Copy each line of the records that holds the string "Perfil".

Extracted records
.....
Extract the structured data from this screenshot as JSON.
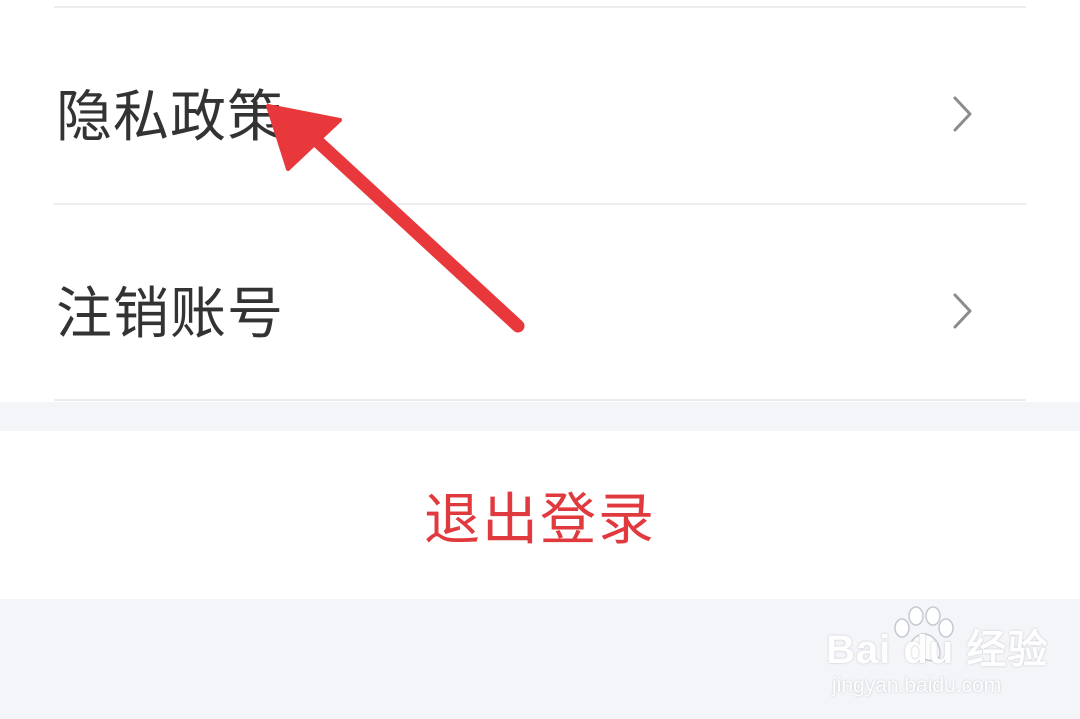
{
  "settings_menu": {
    "items": [
      {
        "label": "隐私政策",
        "icon": "chevron-right-icon"
      },
      {
        "label": "注销账号",
        "icon": "chevron-right-icon"
      }
    ]
  },
  "logout": {
    "label": "退出登录",
    "color": "#e0393e"
  },
  "annotation": {
    "type": "arrow",
    "color": "#e8383c",
    "points_to": "隐私政策"
  },
  "watermark": {
    "brand": "Bai du 经验",
    "url": "jingyan.baidu.com"
  },
  "colors": {
    "background": "#f4f5f9",
    "card": "#ffffff",
    "text": "#333333",
    "chevron": "#8c8c8c",
    "divider": "#ececf0"
  }
}
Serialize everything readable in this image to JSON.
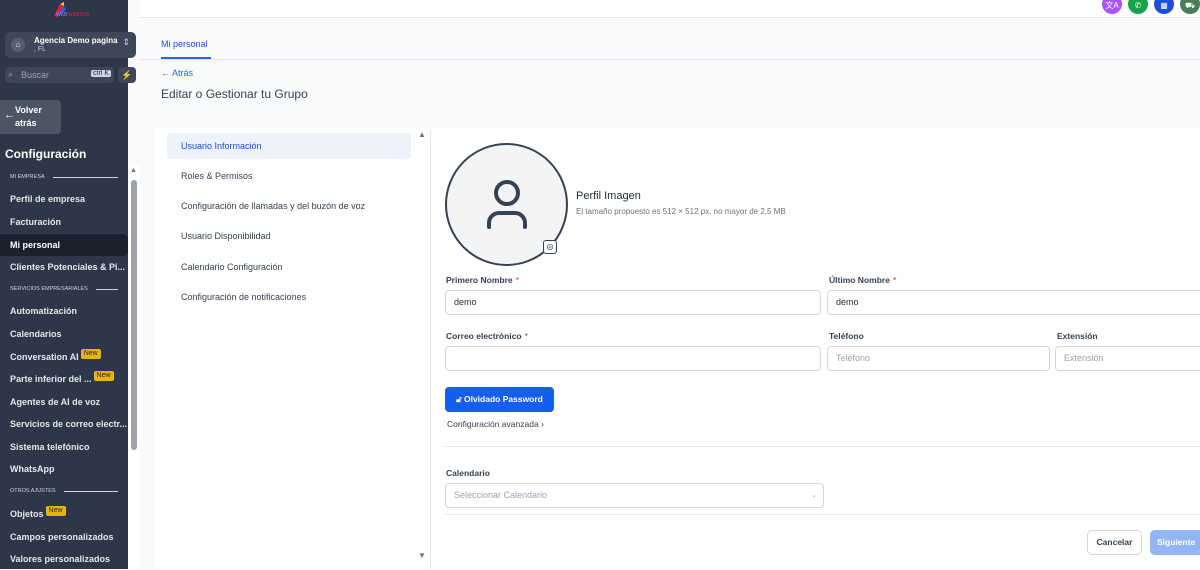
{
  "sidebar": {
    "logo_text": "WEB",
    "account_name": "Agencia Demo pagina",
    "account_sub": ", FL",
    "search_placeholder": "Buscar",
    "search_shortcut": "ctrl K",
    "back_label": "Volver atrás",
    "heading": "Configuración",
    "sections": [
      "MI EMPRESA",
      "SERVICIOS EMPRESARIALES",
      "OTROS AJUSTES"
    ],
    "items": [
      "Perfil de empresa",
      "Facturación",
      "Mi personal",
      "Clientes Potenciales & Pi...",
      "Automatización",
      "Calendarios",
      "Conversation AI",
      "Parte inferior del ...",
      "Agentes de AI de voz",
      "Servicios de correo electr...",
      "Sistema telefónico",
      "WhatsApp",
      "Objetos",
      "Campos personalizados",
      "Valores personalizados"
    ],
    "new_badge": "New"
  },
  "header": {
    "tab": "Mi personal",
    "back": "← Atrás",
    "title": "Editar o Gestionar tu Grupo"
  },
  "menu": [
    "Usuario Información",
    "Roles & Permisos",
    "Configuración de llamadas y del buzón de voz",
    "Usuario Disponibilidad",
    "Calendario Configuración",
    "Configuración de notificaciones"
  ],
  "form": {
    "profile_title": "Perfil Imagen",
    "profile_sub": "El tamaño propuesto es 512 × 512 px, no mayor de 2,5 MB",
    "first_name_label": "Primero Nombre",
    "first_name": "demo",
    "last_name_label": "Último Nombre",
    "last_name": "demo",
    "email_label": "Correo electrónico",
    "email": "",
    "phone_label": "Teléfono",
    "phone_placeholder": "Teléfono",
    "ext_label": "Extensión",
    "ext_placeholder": "Extensión",
    "required": "*",
    "password_button": "Olvidado Password",
    "advanced": "Configuración avanzada",
    "calendar_label": "Calendario",
    "calendar_placeholder": "Seleccionar Calendario",
    "cancel": "Cancelar",
    "next": "Siguiente"
  },
  "colors": {
    "sidebar": "#2d3748",
    "primary": "#155eef"
  }
}
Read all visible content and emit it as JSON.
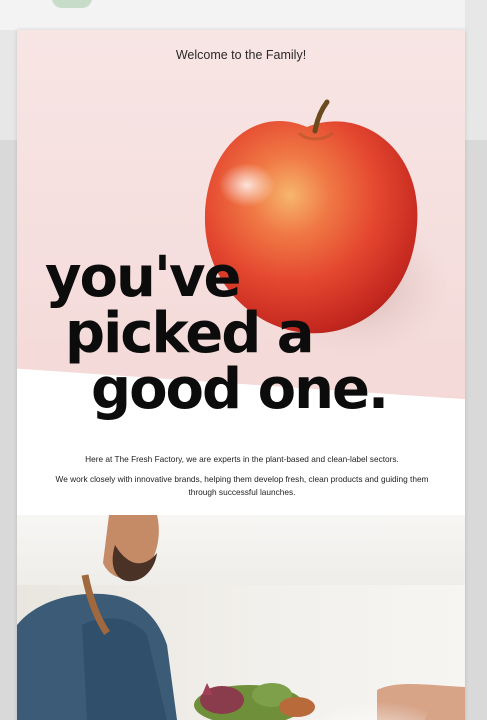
{
  "email": {
    "eyebrow": "Welcome to the Family!",
    "headline": {
      "line1": "you've",
      "line2": "picked a",
      "line3": "good one."
    },
    "body": {
      "p1": "Here at The Fresh Factory, we are experts in the plant-based and clean-label sectors.",
      "p2": "We work closely with innovative brands, helping them develop fresh, clean products and guiding them through successful launches."
    },
    "images": {
      "hero": "red-apple-image",
      "feature": "man-with-vegetables-photo"
    }
  },
  "colors": {
    "hero_background": "#f5dedd",
    "text": "#0c0c0c",
    "page_background": "#d9d9d9"
  }
}
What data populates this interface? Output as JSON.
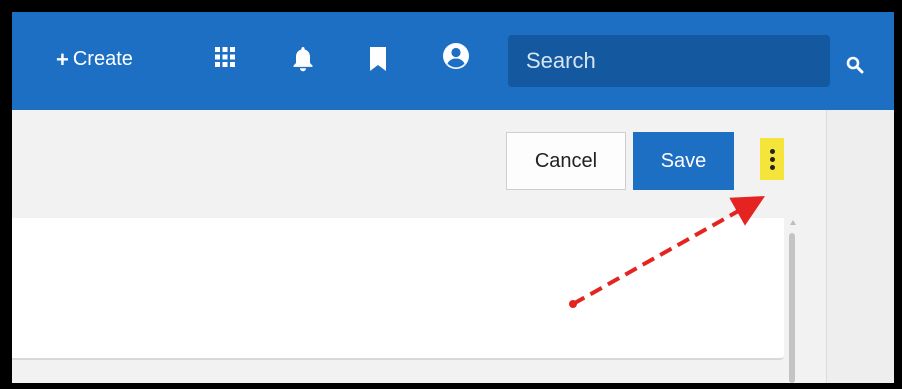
{
  "topbar": {
    "create_label": "Create",
    "create_prefix": "+",
    "icons": [
      "apps-grid-icon",
      "bell-icon",
      "bookmark-icon",
      "user-account-icon"
    ],
    "search_placeholder": "Search",
    "search_icon": "search-icon"
  },
  "actions": {
    "cancel_label": "Cancel",
    "save_label": "Save",
    "more_icon": "vertical-ellipsis-icon"
  },
  "colors": {
    "brand_blue": "#1d6fc4",
    "search_bg": "#14589f",
    "highlight_yellow": "#f5e53a",
    "annotation_red": "#e52421"
  },
  "annotation": {
    "type": "dashed-arrow",
    "points_to": "more-options-button"
  }
}
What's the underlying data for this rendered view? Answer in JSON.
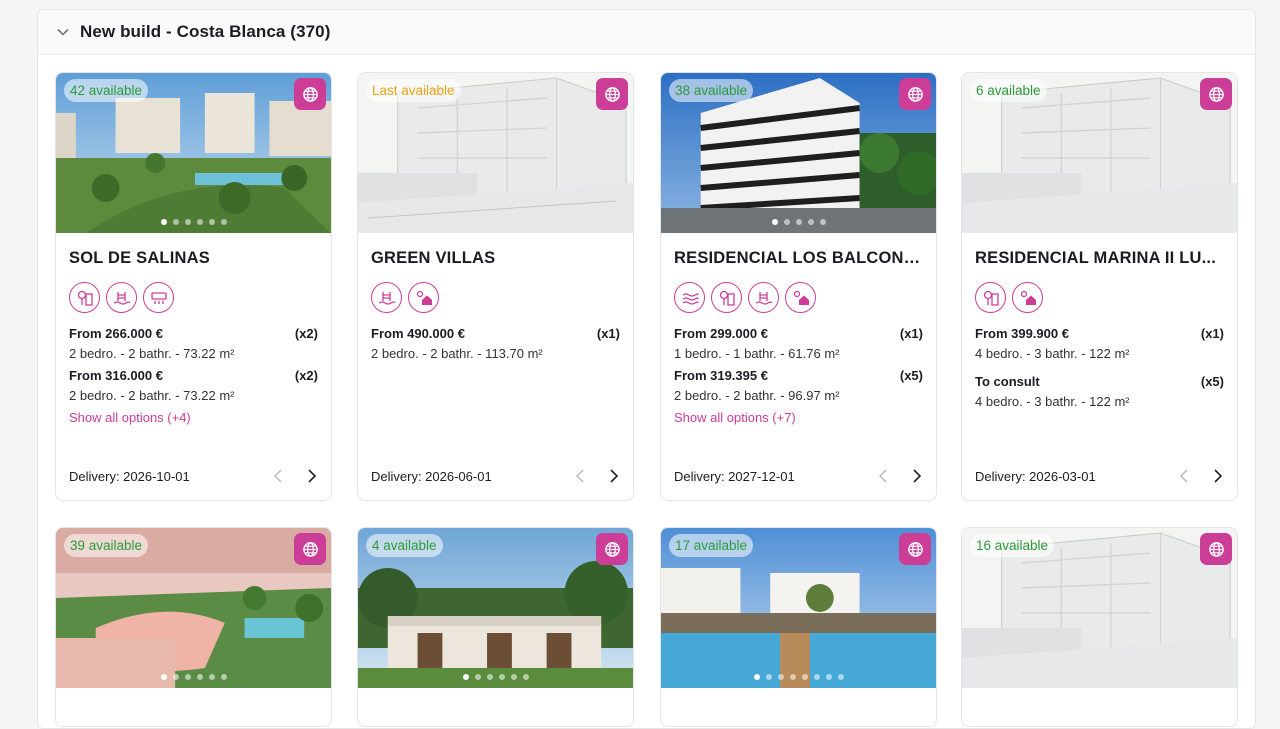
.....
* **Expected output**:
      "Perfil de empresa",
    "profile_title": "Perfil Imagen",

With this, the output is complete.